## BEGIN

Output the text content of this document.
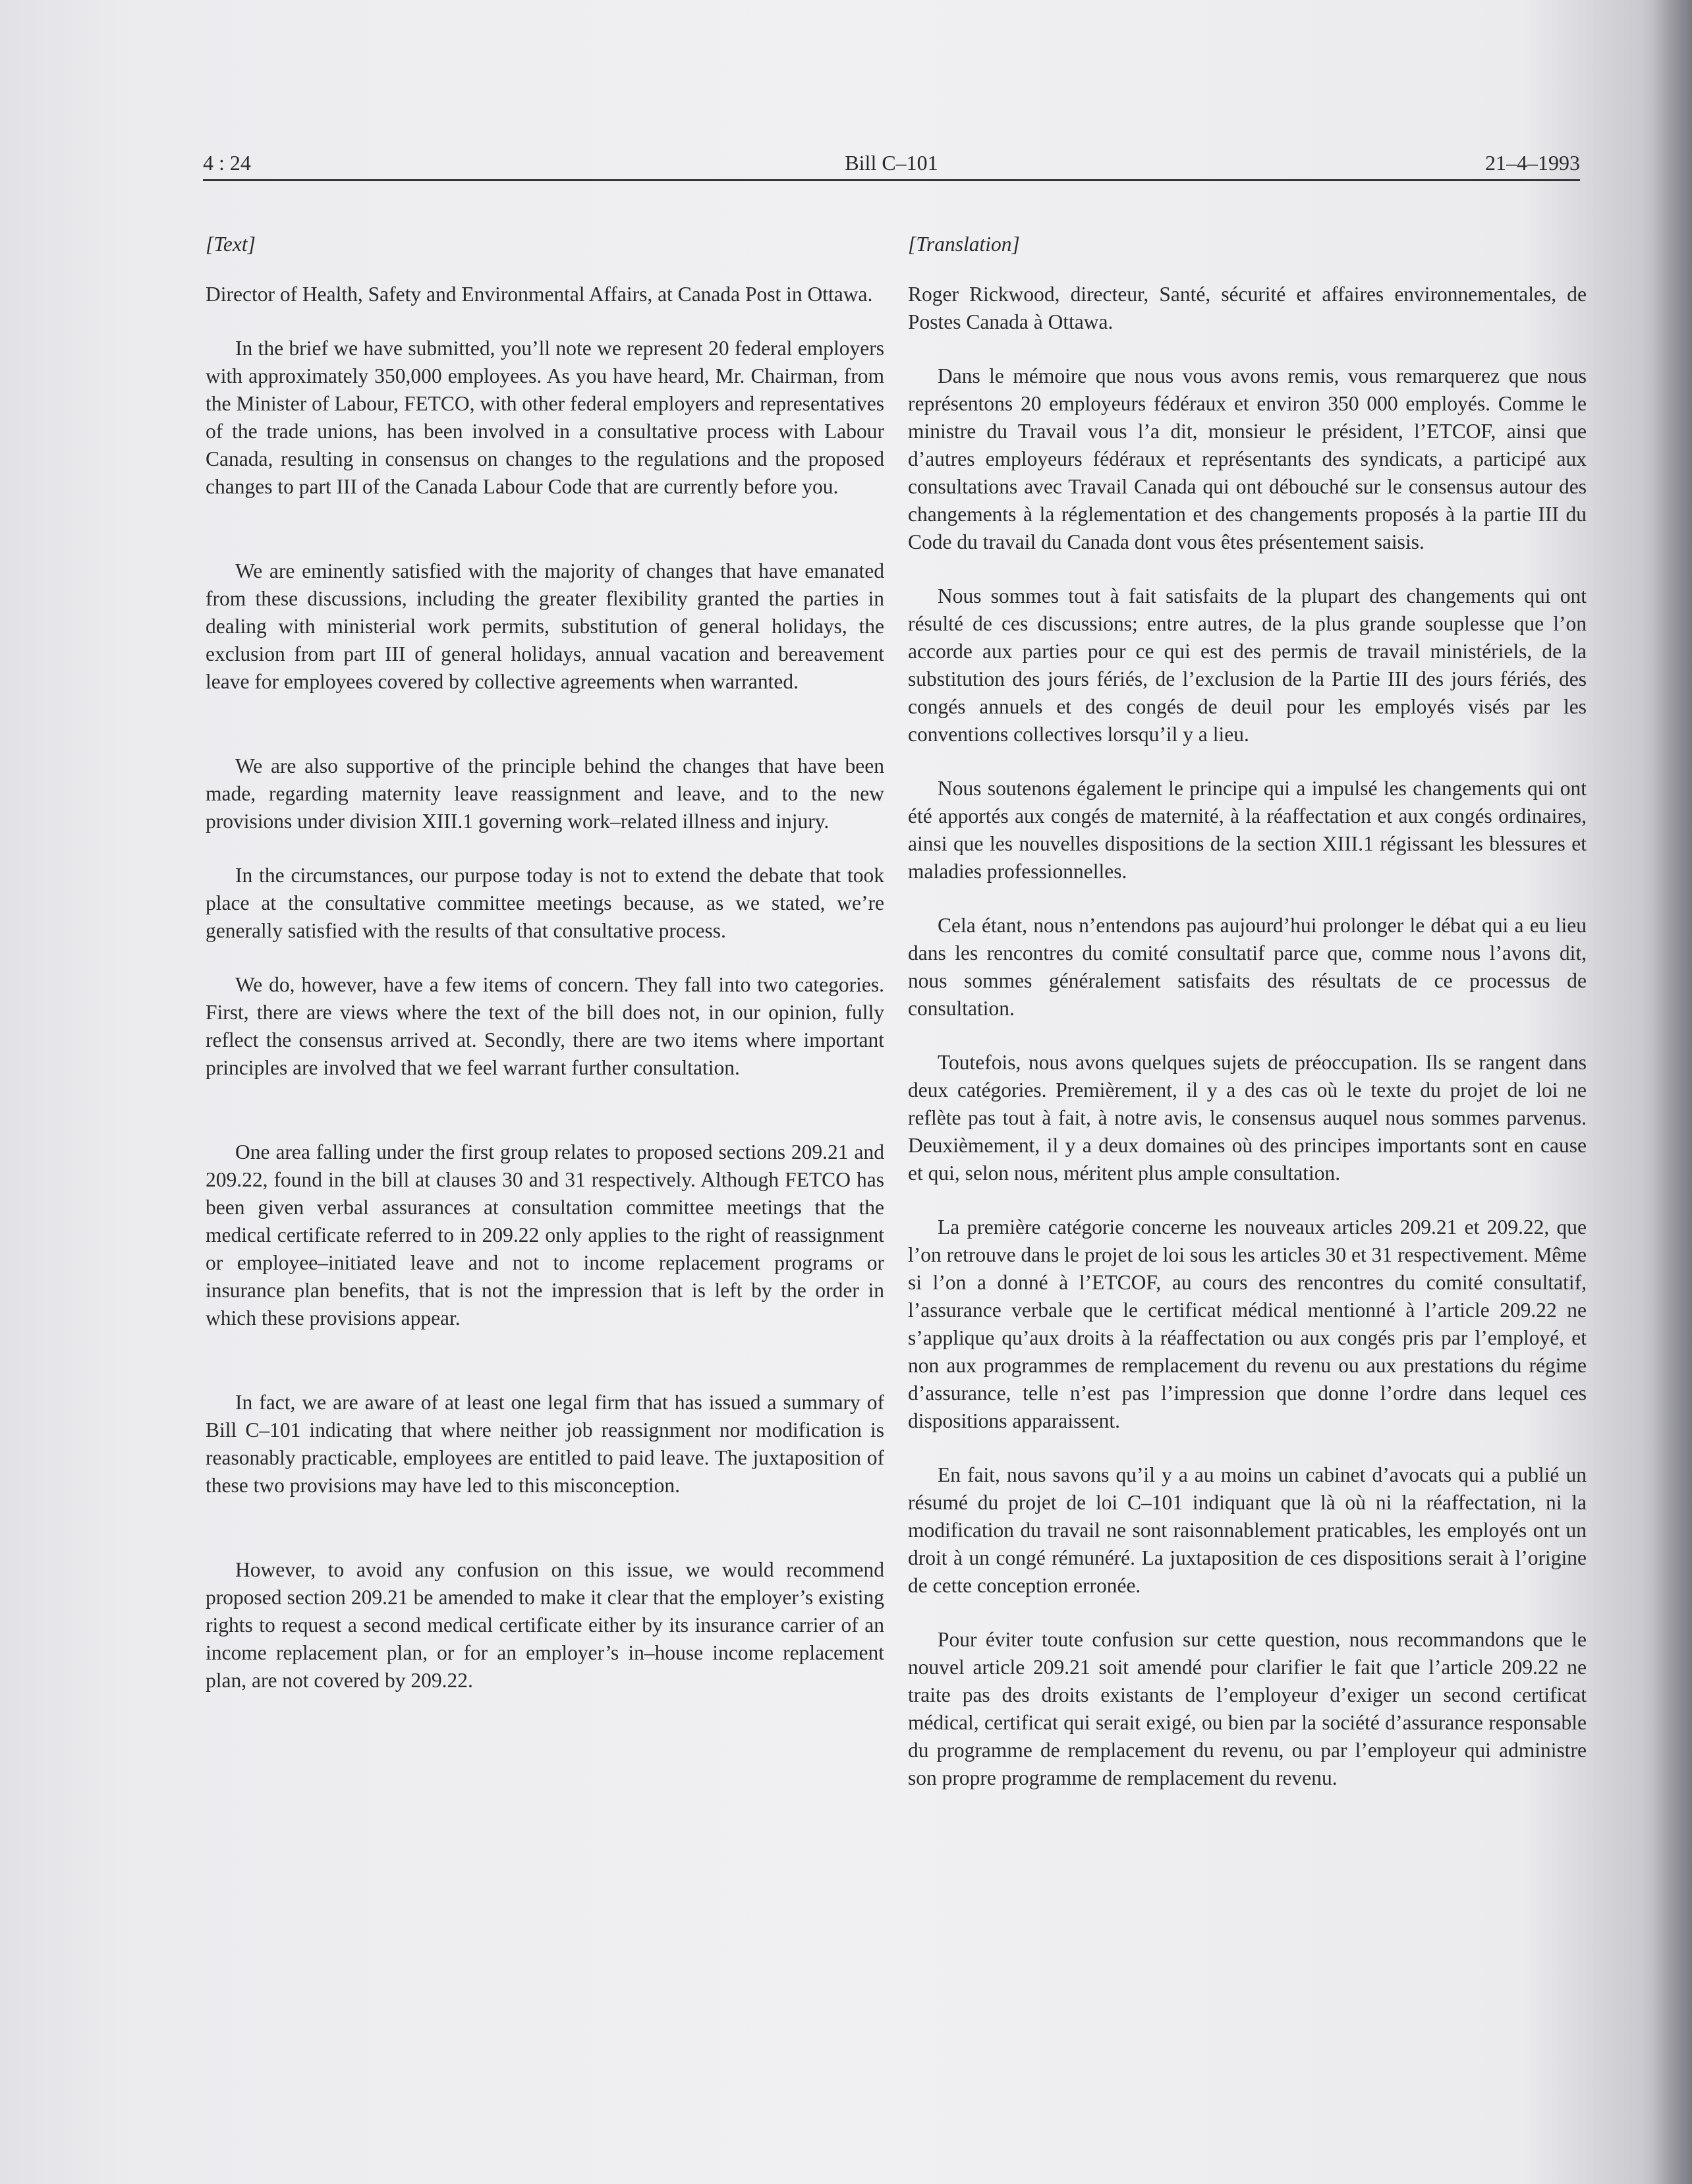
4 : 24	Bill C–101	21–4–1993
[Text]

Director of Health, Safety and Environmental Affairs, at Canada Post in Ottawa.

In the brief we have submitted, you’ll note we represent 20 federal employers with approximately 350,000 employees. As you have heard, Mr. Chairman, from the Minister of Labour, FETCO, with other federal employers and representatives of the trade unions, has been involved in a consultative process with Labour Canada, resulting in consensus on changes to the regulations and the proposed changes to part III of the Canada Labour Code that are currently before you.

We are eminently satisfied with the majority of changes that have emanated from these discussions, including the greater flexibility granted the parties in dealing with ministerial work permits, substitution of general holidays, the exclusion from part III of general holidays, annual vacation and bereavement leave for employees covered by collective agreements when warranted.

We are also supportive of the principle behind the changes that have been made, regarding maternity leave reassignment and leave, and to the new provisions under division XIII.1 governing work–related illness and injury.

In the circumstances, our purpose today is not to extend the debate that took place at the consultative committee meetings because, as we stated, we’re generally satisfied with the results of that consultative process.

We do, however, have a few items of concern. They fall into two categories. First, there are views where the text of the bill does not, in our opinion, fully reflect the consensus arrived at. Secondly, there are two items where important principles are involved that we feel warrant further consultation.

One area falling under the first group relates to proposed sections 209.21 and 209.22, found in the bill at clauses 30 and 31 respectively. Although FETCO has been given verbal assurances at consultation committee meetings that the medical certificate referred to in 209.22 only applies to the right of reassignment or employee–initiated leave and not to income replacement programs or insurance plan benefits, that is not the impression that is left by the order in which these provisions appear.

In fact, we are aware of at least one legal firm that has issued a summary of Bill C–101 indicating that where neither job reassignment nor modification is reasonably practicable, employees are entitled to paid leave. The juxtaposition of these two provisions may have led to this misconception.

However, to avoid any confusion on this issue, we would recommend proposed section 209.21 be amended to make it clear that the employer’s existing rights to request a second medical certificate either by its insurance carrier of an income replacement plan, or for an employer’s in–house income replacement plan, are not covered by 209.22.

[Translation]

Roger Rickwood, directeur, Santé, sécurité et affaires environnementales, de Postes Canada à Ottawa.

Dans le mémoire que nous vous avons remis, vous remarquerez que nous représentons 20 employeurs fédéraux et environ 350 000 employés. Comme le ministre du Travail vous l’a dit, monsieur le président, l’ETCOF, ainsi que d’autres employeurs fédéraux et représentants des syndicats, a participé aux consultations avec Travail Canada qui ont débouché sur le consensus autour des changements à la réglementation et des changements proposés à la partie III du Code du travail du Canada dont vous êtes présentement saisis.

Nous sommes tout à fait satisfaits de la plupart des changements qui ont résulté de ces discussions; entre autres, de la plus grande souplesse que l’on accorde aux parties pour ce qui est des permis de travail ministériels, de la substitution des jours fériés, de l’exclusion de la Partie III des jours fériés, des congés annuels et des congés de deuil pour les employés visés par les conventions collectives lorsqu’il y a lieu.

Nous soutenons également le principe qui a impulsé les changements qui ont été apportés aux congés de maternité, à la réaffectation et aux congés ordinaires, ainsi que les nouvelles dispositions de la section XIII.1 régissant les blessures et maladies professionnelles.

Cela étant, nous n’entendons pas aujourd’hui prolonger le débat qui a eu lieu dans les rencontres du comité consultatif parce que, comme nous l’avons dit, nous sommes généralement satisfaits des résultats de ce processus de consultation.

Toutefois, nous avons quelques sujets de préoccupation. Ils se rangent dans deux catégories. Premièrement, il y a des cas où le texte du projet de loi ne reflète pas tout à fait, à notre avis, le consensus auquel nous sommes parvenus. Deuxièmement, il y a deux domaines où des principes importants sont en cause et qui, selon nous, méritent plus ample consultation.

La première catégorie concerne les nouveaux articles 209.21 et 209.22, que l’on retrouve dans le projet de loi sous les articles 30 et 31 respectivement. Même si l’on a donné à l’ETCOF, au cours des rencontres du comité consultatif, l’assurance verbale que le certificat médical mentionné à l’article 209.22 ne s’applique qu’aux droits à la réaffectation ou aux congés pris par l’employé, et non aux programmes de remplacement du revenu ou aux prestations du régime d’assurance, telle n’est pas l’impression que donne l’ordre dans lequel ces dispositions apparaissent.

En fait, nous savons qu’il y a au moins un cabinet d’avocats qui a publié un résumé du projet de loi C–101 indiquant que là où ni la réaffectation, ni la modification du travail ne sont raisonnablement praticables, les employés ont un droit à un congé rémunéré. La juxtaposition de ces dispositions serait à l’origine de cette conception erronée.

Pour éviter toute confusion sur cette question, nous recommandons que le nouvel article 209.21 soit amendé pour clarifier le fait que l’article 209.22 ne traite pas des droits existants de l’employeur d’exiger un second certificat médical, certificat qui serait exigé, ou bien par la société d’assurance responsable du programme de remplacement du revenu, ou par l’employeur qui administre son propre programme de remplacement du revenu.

## END

Required work: Whenever "Ottawa" turns up in a line, pick that line out.

Response:
Director of Health, Safety and Environmental Affairs, at Canada Post in Ottawa.
Roger Rickwood, directeur, Santé, sécurité et affaires environnementales, de Postes Canada à Ottawa.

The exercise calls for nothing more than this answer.